* [EXTRACTED INFORMATION]:

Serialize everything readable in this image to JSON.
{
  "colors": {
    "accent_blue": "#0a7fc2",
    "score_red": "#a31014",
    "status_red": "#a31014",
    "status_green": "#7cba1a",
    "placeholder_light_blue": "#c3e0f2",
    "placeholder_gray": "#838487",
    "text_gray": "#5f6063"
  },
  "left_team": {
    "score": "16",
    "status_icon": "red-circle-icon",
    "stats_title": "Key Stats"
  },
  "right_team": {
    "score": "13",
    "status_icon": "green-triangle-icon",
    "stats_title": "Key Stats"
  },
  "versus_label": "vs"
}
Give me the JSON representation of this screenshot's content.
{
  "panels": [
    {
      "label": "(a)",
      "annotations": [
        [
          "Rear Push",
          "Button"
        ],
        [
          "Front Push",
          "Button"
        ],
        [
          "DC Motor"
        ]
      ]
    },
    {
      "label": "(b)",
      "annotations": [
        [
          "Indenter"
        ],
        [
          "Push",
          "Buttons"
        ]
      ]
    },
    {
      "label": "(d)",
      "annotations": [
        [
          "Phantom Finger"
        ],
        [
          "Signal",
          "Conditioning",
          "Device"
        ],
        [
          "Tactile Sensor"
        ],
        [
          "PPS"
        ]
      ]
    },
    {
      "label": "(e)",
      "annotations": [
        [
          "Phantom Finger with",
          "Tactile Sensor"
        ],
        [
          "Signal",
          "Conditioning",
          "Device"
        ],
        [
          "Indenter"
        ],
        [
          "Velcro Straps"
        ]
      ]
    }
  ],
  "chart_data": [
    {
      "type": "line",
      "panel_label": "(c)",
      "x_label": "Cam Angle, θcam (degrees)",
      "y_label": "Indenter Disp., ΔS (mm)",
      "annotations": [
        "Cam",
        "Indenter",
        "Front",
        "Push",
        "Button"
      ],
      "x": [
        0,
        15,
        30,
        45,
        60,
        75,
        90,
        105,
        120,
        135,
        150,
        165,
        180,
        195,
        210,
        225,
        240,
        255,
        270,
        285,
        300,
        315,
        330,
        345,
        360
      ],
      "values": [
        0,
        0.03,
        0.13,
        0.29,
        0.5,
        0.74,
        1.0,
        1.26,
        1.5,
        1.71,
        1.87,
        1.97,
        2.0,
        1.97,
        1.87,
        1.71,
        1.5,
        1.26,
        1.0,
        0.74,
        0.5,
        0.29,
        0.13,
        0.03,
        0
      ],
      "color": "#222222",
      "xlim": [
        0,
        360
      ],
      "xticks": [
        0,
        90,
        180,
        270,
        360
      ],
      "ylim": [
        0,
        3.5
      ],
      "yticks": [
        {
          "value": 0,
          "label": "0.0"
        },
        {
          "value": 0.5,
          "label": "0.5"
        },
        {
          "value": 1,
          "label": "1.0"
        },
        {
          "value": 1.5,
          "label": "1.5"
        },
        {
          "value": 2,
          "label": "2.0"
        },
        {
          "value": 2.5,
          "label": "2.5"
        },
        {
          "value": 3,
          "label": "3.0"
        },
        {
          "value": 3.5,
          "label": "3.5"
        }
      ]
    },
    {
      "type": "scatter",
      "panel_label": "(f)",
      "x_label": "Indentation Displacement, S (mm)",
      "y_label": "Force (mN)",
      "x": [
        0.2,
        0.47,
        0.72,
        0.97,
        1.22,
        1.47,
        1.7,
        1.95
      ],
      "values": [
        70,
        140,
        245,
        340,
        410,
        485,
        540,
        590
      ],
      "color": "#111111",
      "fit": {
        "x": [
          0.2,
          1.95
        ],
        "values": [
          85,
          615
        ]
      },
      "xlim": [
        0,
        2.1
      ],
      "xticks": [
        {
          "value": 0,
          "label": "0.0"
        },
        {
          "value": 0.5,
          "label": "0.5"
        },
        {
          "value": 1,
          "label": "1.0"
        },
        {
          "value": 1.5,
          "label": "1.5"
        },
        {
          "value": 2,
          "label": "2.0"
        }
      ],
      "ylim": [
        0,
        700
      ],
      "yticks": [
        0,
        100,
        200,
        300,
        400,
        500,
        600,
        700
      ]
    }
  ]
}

* [WHAT YOU ARE ASKED TO DO]: Using the data above, reproduce every line exactly.

* [THE RESPONSE]:
Serialize everything readable in this image to JSON.
{
  "colors": {
    "accent_blue": "#0a7fc2",
    "score_red": "#a31014",
    "status_red": "#a31014",
    "status_green": "#7cba1a",
    "placeholder_light_blue": "#c3e0f2",
    "placeholder_gray": "#838487",
    "text_gray": "#5f6063"
  },
  "left_team": {
    "score": "16",
    "status_icon": "red-circle-icon",
    "stats_title": "Key Stats"
  },
  "right_team": {
    "score": "13",
    "status_icon": "green-triangle-icon",
    "stats_title": "Key Stats"
  },
  "versus_label": "vs"
}
Give me the JSON representation of this screenshot's content.
{
  "panels": [
    {
      "label": "(a)",
      "annotations": [
        [
          "Rear Push",
          "Button"
        ],
        [
          "Front Push",
          "Button"
        ],
        [
          "DC Motor"
        ]
      ]
    },
    {
      "label": "(b)",
      "annotations": [
        [
          "Indenter"
        ],
        [
          "Push",
          "Buttons"
        ]
      ]
    },
    {
      "label": "(d)",
      "annotations": [
        [
          "Phantom Finger"
        ],
        [
          "Signal",
          "Conditioning",
          "Device"
        ],
        [
          "Tactile Sensor"
        ],
        [
          "PPS"
        ]
      ]
    },
    {
      "label": "(e)",
      "annotations": [
        [
          "Phantom Finger with",
          "Tactile Sensor"
        ],
        [
          "Signal",
          "Conditioning",
          "Device"
        ],
        [
          "Indenter"
        ],
        [
          "Velcro Straps"
        ]
      ]
    }
  ],
  "chart_data": [
    {
      "type": "line",
      "panel_label": "(c)",
      "x_label": "Cam Angle, θcam (degrees)",
      "y_label": "Indenter Disp., ΔS (mm)",
      "annotations": [
        "Cam",
        "Indenter",
        "Front",
        "Push",
        "Button"
      ],
      "x": [
        0,
        15,
        30,
        45,
        60,
        75,
        90,
        105,
        120,
        135,
        150,
        165,
        180,
        195,
        210,
        225,
        240,
        255,
        270,
        285,
        300,
        315,
        330,
        345,
        360
      ],
      "values": [
        0,
        0.03,
        0.13,
        0.29,
        0.5,
        0.74,
        1.0,
        1.26,
        1.5,
        1.71,
        1.87,
        1.97,
        2.0,
        1.97,
        1.87,
        1.71,
        1.5,
        1.26,
        1.0,
        0.74,
        0.5,
        0.29,
        0.13,
        0.03,
        0
      ],
      "color": "#222222",
      "xlim": [
        0,
        360
      ],
      "xticks": [
        0,
        90,
        180,
        270,
        360
      ],
      "ylim": [
        0,
        3.5
      ],
      "yticks": [
        {
          "value": 0,
          "label": "0.0"
        },
        {
          "value": 0.5,
          "label": "0.5"
        },
        {
          "value": 1,
          "label": "1.0"
        },
        {
          "value": 1.5,
          "label": "1.5"
        },
        {
          "value": 2,
          "label": "2.0"
        },
        {
          "value": 2.5,
          "label": "2.5"
        },
        {
          "value": 3,
          "label": "3.0"
        },
        {
          "value": 3.5,
          "label": "3.5"
        }
      ]
    },
    {
      "type": "scatter",
      "panel_label": "(f)",
      "x_label": "Indentation Displacement, S (mm)",
      "y_label": "Force (mN)",
      "x": [
        0.2,
        0.47,
        0.72,
        0.97,
        1.22,
        1.47,
        1.7,
        1.95
      ],
      "values": [
        70,
        140,
        245,
        340,
        410,
        485,
        540,
        590
      ],
      "color": "#111111",
      "fit": {
        "x": [
          0.2,
          1.95
        ],
        "values": [
          85,
          615
        ]
      },
      "xlim": [
        0,
        2.1
      ],
      "xticks": [
        {
          "value": 0,
          "label": "0.0"
        },
        {
          "value": 0.5,
          "label": "0.5"
        },
        {
          "value": 1,
          "label": "1.0"
        },
        {
          "value": 1.5,
          "label": "1.5"
        },
        {
          "value": 2,
          "label": "2.0"
        }
      ],
      "ylim": [
        0,
        700
      ],
      "yticks": [
        0,
        100,
        200,
        300,
        400,
        500,
        600,
        700
      ]
    }
  ]
}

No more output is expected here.